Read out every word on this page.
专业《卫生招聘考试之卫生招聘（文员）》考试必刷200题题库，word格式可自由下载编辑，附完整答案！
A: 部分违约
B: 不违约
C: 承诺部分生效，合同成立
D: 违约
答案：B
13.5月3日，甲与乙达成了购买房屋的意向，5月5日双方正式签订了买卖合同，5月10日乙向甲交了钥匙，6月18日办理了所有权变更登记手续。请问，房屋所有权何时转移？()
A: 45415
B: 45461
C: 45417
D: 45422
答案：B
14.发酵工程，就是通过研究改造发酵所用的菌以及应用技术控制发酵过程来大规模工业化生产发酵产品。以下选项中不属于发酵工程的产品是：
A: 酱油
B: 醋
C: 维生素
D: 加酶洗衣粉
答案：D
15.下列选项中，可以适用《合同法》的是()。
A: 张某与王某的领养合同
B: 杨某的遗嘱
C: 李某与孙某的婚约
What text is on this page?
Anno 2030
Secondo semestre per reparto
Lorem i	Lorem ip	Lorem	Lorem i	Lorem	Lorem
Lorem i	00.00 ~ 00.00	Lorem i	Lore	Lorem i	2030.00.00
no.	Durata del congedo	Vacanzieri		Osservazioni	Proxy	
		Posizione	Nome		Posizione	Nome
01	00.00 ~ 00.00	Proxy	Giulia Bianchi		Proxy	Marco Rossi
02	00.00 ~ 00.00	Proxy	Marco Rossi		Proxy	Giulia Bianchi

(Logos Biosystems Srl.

-------

▸ **AIM OF THE EXERCISE**
Return every entry exactly as given.

▸ **TASK RESPONSE**
Read out every word on this page.
专业《卫生招聘考试之卫生招聘（文员）》考试必刷200题题库，word格式可自由下载编辑，附完整答案！
A: 部分违约
B: 不违约
C: 承诺部分生效，合同成立
D: 违约
答案：B
13.5月3日，甲与乙达成了购买房屋的意向，5月5日双方正式签订了买卖合同，5月10日乙向甲交了钥匙，6月18日办理了所有权变更登记手续。请问，房屋所有权何时转移？()
A: 45415
B: 45461
C: 45417
D: 45422
答案：B
14.发酵工程，就是通过研究改造发酵所用的菌以及应用技术控制发酵过程来大规模工业化生产发酵产品。以下选项中不属于发酵工程的产品是：
A: 酱油
B: 醋
C: 维生素
D: 加酶洗衣粉
答案：D
15.下列选项中，可以适用《合同法》的是()。
A: 张某与王某的领养合同
B: 杨某的遗嘱
C: 李某与孙某的婚约
What text is on this page?
Anno 2030
Secondo semestre per reparto
Lorem i	Lorem ip	Lorem	Lorem i	Lorem	Lorem
Lorem i	00.00 ~ 00.00	Lorem i	Lore	Lorem i	2030.00.00
no.	Durata del congedo	Vacanzieri		Osservazioni	Proxy	
		Posizione	Nome		Posizione	Nome
01	00.00 ~ 00.00	Proxy	Giulia Bianchi		Proxy	Marco Rossi
02	00.00 ~ 00.00	Proxy	Marco Rossi		Proxy	Giulia Bianchi

(Logos Biosystems Srl.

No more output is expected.